## Exercise aim
From the listing below, select every line where the word "ACCOUNT" appears.

## Stored records
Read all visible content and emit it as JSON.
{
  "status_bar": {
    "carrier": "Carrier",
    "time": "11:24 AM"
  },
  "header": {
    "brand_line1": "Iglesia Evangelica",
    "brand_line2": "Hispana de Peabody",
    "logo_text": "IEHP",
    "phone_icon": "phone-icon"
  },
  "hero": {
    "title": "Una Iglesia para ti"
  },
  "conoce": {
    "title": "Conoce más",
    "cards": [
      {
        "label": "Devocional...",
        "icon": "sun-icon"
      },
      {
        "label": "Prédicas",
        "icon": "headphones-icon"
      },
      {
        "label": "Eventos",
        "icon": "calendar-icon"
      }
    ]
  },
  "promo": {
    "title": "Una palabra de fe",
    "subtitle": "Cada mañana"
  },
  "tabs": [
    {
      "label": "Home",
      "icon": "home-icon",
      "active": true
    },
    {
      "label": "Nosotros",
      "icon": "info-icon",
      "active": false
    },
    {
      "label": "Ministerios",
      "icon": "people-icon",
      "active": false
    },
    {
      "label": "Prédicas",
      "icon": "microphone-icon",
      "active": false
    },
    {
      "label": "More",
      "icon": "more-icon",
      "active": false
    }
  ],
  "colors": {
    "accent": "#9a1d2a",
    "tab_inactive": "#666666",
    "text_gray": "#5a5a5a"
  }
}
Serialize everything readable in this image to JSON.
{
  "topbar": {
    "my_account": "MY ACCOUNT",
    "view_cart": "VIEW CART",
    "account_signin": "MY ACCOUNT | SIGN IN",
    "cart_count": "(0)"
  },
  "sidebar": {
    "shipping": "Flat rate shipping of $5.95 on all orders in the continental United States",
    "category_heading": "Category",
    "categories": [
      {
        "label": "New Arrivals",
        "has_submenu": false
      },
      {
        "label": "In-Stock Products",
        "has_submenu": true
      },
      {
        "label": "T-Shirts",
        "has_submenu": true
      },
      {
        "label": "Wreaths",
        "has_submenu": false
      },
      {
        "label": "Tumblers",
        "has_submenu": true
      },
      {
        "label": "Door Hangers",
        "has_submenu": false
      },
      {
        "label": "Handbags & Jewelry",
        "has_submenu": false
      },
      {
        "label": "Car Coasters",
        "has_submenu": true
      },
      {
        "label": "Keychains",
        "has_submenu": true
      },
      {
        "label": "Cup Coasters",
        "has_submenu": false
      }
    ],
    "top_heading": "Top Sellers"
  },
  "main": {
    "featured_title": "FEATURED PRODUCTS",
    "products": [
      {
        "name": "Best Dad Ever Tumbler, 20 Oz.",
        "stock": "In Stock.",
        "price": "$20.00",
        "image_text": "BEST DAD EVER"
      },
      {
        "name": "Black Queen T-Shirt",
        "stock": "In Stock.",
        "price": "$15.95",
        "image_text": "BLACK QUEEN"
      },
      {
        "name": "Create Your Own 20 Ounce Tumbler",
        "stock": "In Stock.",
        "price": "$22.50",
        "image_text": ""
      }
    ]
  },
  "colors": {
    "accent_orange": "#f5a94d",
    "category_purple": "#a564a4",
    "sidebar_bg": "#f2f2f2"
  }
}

## The solution
    "my_account": "MY ACCOUNT",
    "account_signin": "MY ACCOUNT | SIGN IN",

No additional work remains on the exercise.